WHAT TO WORK ON — Copy each line in the data that includes the word "maak".

SUPPLIED DATA —
┄┄┄┄┄┄

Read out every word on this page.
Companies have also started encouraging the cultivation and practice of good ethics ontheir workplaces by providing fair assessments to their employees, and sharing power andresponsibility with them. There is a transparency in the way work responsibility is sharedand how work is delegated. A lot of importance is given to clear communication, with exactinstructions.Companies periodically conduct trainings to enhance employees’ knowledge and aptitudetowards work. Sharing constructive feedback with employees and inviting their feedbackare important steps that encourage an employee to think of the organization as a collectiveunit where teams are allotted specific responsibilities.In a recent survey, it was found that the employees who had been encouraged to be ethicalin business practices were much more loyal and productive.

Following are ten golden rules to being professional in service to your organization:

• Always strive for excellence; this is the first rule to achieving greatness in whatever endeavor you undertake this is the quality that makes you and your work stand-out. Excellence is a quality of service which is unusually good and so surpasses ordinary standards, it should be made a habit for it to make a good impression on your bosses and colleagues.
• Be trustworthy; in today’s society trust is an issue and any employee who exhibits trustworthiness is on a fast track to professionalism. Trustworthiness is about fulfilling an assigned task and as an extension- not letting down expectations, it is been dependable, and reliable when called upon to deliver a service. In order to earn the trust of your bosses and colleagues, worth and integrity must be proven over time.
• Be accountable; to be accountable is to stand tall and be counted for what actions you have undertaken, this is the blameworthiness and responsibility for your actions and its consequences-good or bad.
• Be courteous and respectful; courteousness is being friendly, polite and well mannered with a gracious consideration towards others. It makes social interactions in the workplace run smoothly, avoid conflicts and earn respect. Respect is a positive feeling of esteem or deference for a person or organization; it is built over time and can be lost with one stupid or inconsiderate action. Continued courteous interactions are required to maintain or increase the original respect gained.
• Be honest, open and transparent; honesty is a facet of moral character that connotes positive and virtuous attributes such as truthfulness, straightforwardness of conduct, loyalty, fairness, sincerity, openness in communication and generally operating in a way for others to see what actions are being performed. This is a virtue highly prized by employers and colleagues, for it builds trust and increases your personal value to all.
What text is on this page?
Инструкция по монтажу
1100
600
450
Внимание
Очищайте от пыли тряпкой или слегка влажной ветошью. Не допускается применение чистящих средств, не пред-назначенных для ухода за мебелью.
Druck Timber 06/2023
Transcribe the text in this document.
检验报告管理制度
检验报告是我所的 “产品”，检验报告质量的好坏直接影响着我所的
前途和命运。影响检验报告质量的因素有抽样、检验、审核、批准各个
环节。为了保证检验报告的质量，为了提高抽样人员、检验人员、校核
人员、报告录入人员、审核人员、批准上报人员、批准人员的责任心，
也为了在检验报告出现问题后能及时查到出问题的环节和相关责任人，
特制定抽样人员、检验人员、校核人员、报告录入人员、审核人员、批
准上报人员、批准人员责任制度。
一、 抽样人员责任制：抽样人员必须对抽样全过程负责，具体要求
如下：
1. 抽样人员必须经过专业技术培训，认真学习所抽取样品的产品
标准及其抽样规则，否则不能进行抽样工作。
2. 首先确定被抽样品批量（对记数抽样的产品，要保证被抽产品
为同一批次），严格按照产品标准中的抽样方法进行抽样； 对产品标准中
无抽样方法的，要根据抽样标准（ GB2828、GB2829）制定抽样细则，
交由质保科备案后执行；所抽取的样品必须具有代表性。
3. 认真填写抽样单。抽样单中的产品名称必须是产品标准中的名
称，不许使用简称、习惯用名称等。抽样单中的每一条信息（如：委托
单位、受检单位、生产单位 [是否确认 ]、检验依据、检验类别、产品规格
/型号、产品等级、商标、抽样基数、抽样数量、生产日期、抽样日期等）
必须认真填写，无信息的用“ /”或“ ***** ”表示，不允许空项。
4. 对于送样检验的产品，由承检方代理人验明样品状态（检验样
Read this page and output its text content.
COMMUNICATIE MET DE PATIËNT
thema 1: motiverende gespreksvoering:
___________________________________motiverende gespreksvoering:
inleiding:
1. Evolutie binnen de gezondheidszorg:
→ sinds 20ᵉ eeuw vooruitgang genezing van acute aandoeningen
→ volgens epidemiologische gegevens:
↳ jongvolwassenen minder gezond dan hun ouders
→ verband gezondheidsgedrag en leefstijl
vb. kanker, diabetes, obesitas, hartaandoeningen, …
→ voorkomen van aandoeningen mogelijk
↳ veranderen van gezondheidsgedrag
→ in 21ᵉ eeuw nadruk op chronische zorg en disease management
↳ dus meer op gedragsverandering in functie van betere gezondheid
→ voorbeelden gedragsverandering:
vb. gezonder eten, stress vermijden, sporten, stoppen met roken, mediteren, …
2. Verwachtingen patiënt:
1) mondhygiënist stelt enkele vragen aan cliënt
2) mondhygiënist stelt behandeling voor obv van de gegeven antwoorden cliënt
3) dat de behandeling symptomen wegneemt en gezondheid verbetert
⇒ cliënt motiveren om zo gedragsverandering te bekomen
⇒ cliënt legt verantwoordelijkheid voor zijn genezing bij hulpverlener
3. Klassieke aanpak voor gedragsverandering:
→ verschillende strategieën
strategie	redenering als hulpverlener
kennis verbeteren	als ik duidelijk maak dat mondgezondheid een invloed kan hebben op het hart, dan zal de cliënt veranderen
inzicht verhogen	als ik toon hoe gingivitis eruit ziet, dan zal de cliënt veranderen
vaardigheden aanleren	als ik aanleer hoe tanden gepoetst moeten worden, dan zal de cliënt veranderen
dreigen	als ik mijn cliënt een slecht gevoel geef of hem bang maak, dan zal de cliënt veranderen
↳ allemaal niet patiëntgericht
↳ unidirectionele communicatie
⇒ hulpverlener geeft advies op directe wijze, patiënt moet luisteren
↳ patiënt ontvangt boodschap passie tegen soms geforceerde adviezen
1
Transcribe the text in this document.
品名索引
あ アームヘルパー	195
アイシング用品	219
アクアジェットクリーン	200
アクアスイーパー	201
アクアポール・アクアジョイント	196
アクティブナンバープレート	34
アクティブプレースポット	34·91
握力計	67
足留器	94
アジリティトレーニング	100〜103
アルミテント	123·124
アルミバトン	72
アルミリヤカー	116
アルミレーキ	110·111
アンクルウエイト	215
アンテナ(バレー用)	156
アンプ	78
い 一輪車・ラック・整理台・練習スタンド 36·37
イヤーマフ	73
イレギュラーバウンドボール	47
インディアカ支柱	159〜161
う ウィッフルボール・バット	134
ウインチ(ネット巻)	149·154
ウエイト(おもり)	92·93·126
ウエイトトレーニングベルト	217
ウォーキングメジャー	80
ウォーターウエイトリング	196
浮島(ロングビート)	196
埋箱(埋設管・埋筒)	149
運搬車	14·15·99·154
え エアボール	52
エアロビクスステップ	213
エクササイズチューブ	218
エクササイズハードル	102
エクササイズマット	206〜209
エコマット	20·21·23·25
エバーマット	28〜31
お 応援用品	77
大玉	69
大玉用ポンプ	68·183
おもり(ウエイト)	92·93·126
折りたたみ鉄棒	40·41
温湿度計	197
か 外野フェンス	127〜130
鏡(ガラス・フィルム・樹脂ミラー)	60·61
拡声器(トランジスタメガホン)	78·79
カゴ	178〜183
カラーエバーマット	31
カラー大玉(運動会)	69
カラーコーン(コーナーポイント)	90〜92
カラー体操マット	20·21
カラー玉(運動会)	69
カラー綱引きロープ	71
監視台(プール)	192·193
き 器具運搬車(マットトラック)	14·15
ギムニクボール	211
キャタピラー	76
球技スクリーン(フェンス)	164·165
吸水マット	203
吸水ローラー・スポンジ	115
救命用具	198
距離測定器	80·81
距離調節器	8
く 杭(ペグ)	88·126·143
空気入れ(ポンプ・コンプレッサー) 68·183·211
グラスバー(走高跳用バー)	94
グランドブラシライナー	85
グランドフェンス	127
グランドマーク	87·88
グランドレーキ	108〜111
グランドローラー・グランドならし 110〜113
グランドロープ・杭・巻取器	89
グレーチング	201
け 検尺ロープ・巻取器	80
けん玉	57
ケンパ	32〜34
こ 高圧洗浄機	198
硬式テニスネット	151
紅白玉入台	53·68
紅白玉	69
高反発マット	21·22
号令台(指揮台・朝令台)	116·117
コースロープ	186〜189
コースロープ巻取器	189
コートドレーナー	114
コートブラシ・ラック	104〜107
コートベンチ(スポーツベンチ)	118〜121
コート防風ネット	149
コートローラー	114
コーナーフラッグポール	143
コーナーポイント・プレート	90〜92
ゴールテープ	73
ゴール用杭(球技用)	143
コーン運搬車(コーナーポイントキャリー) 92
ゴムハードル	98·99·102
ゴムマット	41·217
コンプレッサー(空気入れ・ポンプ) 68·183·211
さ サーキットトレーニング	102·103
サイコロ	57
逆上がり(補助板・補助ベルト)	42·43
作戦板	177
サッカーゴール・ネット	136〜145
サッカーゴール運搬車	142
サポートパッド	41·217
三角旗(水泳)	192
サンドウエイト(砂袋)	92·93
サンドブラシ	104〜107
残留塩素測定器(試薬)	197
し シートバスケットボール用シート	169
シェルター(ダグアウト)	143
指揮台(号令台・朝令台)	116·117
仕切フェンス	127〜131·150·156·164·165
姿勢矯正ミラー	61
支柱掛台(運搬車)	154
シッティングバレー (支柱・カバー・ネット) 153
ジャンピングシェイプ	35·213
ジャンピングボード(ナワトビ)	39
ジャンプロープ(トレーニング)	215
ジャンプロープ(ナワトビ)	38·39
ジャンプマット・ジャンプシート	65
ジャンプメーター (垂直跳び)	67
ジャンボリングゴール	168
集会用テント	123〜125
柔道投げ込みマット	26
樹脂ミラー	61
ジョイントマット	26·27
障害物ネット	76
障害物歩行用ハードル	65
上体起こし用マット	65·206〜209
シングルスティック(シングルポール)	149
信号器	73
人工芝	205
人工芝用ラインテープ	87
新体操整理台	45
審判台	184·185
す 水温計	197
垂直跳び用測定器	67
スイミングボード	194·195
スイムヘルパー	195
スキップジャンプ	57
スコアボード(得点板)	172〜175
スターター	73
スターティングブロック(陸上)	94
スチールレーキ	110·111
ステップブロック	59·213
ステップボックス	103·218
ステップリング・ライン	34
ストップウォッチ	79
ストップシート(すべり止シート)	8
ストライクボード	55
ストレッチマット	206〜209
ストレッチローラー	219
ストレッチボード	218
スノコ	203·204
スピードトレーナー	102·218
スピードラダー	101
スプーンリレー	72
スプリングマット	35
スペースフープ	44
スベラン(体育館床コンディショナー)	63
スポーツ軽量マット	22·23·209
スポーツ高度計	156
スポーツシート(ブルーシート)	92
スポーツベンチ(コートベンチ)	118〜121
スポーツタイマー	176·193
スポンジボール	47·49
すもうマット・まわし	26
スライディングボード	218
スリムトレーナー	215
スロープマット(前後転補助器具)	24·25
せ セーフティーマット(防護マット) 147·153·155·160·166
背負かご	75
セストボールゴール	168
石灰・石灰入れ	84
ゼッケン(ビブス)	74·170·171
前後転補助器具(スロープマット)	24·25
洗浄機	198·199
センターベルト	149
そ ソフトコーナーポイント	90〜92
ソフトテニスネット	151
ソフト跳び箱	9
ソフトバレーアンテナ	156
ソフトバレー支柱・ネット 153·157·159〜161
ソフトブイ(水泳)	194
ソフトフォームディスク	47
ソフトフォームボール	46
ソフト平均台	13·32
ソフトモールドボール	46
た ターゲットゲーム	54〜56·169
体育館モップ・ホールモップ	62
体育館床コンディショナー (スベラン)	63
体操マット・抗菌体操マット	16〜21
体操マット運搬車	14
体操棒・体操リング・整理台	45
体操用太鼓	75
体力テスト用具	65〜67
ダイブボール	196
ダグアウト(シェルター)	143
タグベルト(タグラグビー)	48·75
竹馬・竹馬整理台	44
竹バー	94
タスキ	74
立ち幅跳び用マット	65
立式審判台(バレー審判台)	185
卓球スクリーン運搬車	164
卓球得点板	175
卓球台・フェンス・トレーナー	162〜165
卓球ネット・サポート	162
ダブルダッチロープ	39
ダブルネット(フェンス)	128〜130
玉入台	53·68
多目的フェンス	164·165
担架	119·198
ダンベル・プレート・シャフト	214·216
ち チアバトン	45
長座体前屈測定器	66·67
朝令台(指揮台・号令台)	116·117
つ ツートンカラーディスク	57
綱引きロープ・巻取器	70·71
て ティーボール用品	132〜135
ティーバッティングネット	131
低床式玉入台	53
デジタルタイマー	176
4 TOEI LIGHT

┄┄┄┄┄┄

EXERCISE OUTPUT —
kennis verbeteren	als ik duidelijk maak dat mondgezondheid een invloed kan hebben op het hart, dan zal de cliënt veranderen
dreigen	als ik mijn cliënt een slecht gevoel geef of hem bang maak, dan zal de cliënt veranderen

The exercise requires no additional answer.